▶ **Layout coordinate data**
----------------

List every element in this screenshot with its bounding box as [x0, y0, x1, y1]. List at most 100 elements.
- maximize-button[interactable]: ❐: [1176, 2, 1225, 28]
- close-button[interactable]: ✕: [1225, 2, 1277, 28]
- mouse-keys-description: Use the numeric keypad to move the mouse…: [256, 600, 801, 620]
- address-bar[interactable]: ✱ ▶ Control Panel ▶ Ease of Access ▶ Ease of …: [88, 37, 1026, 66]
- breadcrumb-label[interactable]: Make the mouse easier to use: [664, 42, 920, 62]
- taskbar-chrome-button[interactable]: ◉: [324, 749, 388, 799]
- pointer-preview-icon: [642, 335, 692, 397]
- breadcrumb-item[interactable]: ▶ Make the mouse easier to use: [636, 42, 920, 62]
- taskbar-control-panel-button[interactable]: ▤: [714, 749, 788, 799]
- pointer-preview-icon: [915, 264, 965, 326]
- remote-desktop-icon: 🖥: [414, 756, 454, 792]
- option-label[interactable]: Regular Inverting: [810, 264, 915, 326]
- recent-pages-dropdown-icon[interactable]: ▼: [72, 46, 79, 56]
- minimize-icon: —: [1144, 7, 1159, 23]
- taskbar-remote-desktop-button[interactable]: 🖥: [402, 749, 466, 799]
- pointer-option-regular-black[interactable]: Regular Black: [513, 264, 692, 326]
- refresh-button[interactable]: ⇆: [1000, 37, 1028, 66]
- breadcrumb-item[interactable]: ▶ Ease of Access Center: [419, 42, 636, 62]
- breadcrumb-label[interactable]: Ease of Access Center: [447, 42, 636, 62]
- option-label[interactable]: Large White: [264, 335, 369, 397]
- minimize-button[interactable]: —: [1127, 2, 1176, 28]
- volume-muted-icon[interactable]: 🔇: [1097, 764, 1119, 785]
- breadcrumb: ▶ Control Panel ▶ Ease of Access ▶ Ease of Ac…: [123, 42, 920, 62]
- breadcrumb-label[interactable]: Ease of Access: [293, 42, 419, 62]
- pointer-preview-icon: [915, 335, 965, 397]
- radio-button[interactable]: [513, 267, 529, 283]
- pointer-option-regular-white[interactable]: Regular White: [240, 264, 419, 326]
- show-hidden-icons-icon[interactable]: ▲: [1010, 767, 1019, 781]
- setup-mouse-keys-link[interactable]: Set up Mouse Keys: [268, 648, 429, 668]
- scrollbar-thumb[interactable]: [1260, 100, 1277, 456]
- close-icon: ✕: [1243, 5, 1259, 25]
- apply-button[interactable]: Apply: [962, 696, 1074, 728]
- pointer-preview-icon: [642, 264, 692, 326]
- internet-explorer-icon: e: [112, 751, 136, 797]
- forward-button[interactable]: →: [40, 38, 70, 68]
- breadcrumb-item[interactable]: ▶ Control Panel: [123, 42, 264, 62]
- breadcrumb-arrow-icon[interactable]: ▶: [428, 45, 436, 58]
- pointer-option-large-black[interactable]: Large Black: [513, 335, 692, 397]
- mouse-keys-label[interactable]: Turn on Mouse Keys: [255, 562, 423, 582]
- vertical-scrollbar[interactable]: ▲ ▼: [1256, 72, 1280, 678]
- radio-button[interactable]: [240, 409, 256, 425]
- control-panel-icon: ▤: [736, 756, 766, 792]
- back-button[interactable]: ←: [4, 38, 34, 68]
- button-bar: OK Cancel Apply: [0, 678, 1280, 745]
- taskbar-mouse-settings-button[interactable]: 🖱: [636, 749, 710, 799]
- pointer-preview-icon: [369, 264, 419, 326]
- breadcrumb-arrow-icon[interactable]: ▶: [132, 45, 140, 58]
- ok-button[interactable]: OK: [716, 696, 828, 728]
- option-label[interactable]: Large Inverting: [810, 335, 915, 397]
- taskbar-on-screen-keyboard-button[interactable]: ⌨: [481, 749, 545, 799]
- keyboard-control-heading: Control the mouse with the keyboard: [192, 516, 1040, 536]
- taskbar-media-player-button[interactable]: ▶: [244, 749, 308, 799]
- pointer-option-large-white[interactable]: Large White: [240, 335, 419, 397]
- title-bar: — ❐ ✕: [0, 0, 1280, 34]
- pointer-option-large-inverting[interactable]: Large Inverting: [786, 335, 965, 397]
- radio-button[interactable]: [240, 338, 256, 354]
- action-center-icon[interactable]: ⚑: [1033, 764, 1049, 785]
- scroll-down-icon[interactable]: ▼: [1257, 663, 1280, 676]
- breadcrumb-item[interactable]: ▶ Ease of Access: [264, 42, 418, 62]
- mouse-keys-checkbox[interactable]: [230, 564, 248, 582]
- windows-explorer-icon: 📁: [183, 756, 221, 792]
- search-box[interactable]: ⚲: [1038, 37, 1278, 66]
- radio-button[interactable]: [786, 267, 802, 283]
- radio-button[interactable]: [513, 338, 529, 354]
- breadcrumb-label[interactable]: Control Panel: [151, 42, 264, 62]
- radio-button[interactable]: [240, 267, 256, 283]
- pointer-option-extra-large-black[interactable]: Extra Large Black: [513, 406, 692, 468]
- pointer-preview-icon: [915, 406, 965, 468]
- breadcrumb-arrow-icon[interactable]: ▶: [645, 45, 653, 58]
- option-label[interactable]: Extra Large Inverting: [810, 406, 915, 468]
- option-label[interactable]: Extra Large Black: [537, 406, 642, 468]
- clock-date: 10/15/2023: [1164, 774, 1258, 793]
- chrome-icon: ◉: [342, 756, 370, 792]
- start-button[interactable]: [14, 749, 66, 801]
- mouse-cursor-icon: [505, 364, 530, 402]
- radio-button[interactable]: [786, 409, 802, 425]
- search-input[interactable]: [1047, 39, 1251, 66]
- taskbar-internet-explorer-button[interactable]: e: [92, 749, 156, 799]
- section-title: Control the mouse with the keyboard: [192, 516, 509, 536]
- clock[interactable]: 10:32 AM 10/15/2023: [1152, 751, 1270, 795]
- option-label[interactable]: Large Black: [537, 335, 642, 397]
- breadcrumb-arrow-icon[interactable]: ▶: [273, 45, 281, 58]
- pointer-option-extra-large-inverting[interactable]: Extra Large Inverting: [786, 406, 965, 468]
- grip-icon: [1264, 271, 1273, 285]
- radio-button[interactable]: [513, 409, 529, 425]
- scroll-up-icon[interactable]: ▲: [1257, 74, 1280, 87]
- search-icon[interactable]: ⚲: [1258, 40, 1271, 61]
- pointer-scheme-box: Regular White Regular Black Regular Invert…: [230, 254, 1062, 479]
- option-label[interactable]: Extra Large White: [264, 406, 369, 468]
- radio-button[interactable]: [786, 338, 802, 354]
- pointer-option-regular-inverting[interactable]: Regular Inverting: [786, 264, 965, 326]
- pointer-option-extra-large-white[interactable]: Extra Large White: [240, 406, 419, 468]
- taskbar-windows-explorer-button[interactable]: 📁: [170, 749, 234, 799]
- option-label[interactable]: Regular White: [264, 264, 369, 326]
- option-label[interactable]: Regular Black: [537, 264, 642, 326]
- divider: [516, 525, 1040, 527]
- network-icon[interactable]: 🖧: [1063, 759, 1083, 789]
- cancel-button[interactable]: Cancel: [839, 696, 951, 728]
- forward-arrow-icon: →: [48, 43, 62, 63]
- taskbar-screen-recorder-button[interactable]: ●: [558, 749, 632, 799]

----------------

▶ **Instruction**
Copy the lines from the start of the records through the line that contains "- close-button[interactable]: ✕: [1225, 2, 1277, 28]", inclusive.

▶ **Response to the task**
List every element in this screenshot with its bounding box as [x0, y0, x1, y1]. List at most 100 elements.
- maximize-button[interactable]: ❐: [1176, 2, 1225, 28]
- close-button[interactable]: ✕: [1225, 2, 1277, 28]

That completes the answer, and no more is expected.